Give every line again exactly as it appears, please, but not the pictures.

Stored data
===

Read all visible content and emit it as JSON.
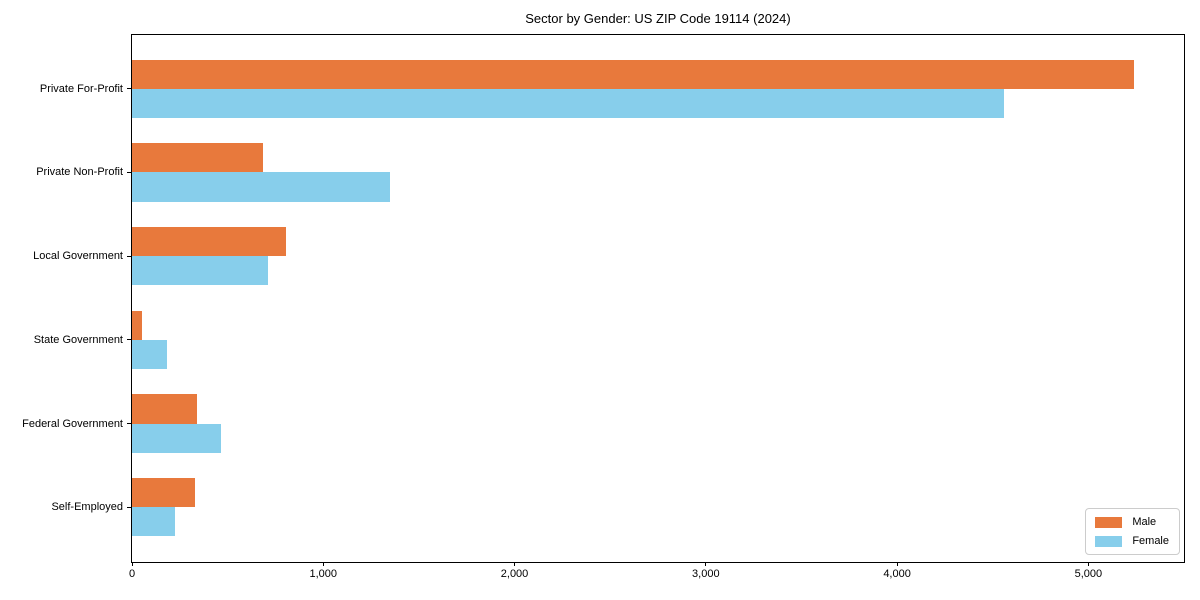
{
  "chart_data": {
    "type": "bar",
    "orientation": "horizontal",
    "title": "Sector by Gender: US ZIP Code 19114 (2024)",
    "categories": [
      "Private For-Profit",
      "Private Non-Profit",
      "Local Government",
      "State Government",
      "Federal Government",
      "Self-Employed"
    ],
    "series": [
      {
        "name": "Male",
        "color": "#E8793C",
        "values": [
          5240,
          685,
          805,
          50,
          340,
          330
        ]
      },
      {
        "name": "Female",
        "color": "#87CEEB",
        "values": [
          4560,
          1350,
          710,
          185,
          465,
          225
        ]
      }
    ],
    "xlabel": "",
    "ylabel": "",
    "xlim": [
      0,
      5500
    ],
    "xticks": [
      {
        "v": 0,
        "label": "0"
      },
      {
        "v": 1000,
        "label": "1,000"
      },
      {
        "v": 2000,
        "label": "2,000"
      },
      {
        "v": 3000,
        "label": "3,000"
      },
      {
        "v": 4000,
        "label": "4,000"
      },
      {
        "v": 5000,
        "label": "5,000"
      }
    ],
    "grid": false,
    "legend": {
      "position": "lower right",
      "entries": [
        "Male",
        "Female"
      ]
    }
  }
}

===

▶ **REPLY**
Read all visible content and emit it as JSON.
{
  "chart_data": {
    "type": "bar",
    "orientation": "horizontal",
    "title": "Sector by Gender: US ZIP Code 19114 (2024)",
    "categories": [
      "Private For-Profit",
      "Private Non-Profit",
      "Local Government",
      "State Government",
      "Federal Government",
      "Self-Employed"
    ],
    "series": [
      {
        "name": "Male",
        "color": "#E8793C",
        "values": [
          5240,
          685,
          805,
          50,
          340,
          330
        ]
      },
      {
        "name": "Female",
        "color": "#87CEEB",
        "values": [
          4560,
          1350,
          710,
          185,
          465,
          225
        ]
      }
    ],
    "xlabel": "",
    "ylabel": "",
    "xlim": [
      0,
      5500
    ],
    "xticks": [
      {
        "v": 0,
        "label": "0"
      },
      {
        "v": 1000,
        "label": "1,000"
      },
      {
        "v": 2000,
        "label": "2,000"
      },
      {
        "v": 3000,
        "label": "3,000"
      },
      {
        "v": 4000,
        "label": "4,000"
      },
      {
        "v": 5000,
        "label": "5,000"
      }
    ],
    "grid": false,
    "legend": {
      "position": "lower right",
      "entries": [
        "Male",
        "Female"
      ]
    }
  }
}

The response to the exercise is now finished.